What needs to be done: Count how many lines contain the word "JSON". Respond with the number alone.

Record set:
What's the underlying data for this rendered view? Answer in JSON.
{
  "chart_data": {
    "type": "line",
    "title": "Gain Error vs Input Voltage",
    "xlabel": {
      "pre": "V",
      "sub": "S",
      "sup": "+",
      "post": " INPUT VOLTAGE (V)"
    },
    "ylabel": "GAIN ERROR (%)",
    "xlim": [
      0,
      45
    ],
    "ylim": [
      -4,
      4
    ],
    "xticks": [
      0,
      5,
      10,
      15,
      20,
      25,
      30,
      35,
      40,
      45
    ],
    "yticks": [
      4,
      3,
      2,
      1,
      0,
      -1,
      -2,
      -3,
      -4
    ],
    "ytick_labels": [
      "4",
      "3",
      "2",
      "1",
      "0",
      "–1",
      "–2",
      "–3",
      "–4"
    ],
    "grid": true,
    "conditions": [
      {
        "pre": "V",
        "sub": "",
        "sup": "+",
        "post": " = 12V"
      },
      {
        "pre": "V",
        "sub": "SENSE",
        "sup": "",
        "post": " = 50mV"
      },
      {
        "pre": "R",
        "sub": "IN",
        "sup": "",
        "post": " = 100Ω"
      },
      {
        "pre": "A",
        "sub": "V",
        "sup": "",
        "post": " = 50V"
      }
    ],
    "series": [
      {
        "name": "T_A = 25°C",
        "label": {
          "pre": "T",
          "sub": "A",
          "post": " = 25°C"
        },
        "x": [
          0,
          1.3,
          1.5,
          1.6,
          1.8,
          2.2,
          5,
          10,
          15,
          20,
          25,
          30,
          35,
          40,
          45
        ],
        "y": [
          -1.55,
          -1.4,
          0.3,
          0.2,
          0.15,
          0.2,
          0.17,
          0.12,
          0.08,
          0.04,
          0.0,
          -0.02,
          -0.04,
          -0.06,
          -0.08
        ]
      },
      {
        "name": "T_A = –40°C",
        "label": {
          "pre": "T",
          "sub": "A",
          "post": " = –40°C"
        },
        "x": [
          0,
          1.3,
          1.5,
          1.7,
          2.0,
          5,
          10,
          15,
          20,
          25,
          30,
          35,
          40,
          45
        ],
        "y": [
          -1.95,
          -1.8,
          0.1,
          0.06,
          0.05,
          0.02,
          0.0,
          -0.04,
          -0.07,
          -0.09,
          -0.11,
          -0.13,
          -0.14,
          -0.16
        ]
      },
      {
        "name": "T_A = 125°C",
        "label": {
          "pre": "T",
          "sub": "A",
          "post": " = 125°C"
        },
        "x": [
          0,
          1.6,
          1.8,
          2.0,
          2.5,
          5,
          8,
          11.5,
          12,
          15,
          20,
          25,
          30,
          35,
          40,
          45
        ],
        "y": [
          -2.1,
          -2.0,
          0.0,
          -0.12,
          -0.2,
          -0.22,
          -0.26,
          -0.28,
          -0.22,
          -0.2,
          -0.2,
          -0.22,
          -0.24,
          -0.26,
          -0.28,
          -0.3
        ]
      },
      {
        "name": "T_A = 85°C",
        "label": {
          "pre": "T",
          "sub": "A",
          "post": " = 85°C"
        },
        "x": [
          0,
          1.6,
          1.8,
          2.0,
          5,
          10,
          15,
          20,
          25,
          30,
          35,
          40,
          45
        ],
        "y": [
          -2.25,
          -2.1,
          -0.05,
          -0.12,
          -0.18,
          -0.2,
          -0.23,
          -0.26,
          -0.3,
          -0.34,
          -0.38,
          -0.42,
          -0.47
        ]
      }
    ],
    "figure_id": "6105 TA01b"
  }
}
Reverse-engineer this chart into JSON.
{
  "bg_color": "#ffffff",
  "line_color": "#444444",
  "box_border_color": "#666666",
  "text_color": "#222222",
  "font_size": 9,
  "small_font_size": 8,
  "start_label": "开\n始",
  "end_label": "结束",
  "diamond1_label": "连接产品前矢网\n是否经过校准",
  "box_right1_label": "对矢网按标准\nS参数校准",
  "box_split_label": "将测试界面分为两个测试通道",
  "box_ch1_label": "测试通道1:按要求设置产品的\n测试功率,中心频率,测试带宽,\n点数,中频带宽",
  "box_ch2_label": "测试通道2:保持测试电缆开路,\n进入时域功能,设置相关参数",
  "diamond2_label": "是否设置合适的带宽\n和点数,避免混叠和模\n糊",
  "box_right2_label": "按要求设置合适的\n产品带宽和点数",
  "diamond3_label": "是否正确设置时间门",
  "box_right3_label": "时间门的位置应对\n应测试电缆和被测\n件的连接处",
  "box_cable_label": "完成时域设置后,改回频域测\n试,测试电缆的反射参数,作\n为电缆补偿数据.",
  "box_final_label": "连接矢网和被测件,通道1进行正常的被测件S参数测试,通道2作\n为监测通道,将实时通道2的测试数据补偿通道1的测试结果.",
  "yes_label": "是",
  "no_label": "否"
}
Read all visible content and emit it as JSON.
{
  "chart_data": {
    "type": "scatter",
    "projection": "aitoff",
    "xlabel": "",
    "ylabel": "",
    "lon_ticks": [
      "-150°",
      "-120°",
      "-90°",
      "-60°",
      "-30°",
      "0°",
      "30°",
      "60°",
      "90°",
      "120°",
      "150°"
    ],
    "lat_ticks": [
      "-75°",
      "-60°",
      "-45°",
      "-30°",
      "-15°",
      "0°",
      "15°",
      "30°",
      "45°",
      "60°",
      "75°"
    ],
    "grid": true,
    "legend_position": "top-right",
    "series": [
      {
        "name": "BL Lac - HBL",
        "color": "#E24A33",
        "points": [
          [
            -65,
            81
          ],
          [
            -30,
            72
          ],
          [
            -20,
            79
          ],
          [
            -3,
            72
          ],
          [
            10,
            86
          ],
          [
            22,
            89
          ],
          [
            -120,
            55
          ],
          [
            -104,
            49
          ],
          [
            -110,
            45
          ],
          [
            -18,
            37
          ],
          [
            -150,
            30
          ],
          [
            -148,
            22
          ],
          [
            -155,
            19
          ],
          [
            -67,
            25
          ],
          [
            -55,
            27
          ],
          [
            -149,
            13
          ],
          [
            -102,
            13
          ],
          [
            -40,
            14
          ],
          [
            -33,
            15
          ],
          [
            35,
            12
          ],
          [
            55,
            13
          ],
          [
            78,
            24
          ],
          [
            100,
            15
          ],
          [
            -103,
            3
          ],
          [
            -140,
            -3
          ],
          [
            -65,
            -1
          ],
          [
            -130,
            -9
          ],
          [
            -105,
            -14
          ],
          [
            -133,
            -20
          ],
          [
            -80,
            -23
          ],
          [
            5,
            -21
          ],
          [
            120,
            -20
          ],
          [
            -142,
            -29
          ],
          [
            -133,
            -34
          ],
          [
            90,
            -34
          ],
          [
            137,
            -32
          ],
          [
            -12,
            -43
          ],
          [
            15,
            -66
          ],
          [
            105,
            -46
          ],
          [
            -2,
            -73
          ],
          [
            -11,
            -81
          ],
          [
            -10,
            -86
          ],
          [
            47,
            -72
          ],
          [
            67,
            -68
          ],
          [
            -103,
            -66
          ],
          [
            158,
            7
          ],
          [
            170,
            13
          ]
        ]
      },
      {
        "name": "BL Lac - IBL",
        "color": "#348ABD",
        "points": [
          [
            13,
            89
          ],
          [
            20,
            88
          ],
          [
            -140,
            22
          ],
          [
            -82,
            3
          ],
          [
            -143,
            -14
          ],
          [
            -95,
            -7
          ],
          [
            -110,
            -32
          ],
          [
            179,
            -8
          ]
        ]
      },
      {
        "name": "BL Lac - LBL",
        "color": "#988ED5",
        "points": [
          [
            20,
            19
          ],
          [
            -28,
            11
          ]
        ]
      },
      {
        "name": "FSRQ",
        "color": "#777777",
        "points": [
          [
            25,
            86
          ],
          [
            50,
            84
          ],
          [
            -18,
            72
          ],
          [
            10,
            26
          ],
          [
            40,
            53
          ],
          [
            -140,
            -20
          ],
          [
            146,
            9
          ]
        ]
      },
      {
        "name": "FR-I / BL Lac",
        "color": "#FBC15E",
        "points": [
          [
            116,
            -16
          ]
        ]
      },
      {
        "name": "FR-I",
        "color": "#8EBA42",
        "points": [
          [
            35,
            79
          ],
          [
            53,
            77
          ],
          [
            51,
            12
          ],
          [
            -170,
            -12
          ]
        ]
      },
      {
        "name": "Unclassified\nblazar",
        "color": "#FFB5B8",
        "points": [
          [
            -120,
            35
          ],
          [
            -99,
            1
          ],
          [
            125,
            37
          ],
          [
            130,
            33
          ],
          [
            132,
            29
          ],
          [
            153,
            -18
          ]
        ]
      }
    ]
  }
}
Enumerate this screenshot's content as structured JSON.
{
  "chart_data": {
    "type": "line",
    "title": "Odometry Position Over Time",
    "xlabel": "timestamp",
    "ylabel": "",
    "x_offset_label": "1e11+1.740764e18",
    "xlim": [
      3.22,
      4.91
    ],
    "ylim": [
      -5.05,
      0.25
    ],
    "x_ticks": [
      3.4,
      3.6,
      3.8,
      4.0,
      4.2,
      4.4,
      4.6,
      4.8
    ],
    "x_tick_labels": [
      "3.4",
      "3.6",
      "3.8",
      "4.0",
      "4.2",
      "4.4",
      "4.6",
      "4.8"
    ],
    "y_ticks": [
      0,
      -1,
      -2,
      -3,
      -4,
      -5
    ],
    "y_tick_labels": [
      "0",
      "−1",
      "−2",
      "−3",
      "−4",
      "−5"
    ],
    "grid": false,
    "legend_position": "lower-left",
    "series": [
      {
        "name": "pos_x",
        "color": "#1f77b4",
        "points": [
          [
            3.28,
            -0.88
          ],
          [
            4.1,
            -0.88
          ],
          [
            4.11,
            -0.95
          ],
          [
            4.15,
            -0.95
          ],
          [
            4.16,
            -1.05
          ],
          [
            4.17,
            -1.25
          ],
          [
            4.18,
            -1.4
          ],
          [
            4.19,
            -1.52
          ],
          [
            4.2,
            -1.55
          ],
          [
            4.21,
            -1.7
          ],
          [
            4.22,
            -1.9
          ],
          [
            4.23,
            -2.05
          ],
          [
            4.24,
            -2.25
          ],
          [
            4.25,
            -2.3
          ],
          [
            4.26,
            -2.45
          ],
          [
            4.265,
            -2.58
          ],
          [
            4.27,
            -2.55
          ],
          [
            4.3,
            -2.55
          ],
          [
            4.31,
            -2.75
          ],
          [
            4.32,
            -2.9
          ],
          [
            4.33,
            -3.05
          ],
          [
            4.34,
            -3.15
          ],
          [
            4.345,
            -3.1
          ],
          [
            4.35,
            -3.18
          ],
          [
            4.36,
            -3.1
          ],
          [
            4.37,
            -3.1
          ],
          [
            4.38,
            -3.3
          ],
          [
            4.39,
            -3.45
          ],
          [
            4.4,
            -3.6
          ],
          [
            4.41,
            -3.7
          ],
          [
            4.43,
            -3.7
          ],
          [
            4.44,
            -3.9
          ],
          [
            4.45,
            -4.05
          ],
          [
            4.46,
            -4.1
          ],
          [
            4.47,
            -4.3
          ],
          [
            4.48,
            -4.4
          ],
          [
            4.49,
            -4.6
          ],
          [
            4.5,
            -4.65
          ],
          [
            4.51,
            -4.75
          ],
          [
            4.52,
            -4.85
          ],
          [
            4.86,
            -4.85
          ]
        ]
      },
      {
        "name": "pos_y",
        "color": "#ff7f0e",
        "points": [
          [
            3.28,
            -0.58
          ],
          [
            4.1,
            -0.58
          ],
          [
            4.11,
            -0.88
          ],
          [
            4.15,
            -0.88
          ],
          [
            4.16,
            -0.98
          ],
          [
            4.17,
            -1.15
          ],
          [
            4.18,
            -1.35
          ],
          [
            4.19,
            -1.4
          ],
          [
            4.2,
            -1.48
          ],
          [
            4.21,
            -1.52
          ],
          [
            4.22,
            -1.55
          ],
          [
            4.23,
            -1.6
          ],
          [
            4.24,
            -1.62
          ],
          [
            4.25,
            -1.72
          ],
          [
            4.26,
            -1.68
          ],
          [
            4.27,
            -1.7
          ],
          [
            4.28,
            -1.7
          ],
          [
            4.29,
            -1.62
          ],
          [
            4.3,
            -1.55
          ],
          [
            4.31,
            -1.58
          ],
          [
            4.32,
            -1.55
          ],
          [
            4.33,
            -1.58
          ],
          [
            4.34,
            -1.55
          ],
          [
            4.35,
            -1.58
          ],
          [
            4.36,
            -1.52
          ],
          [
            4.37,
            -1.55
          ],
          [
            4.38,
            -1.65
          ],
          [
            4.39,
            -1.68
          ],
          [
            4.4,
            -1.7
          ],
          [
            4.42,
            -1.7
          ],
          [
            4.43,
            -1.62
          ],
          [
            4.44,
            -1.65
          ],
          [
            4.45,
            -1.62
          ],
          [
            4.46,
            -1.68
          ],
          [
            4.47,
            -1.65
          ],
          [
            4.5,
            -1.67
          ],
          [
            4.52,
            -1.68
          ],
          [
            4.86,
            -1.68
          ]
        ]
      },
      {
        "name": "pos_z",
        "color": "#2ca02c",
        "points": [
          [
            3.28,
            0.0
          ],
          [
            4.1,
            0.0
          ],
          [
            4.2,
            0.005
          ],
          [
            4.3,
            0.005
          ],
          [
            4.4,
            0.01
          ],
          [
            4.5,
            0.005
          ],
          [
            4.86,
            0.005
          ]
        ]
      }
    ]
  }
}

Final result: 4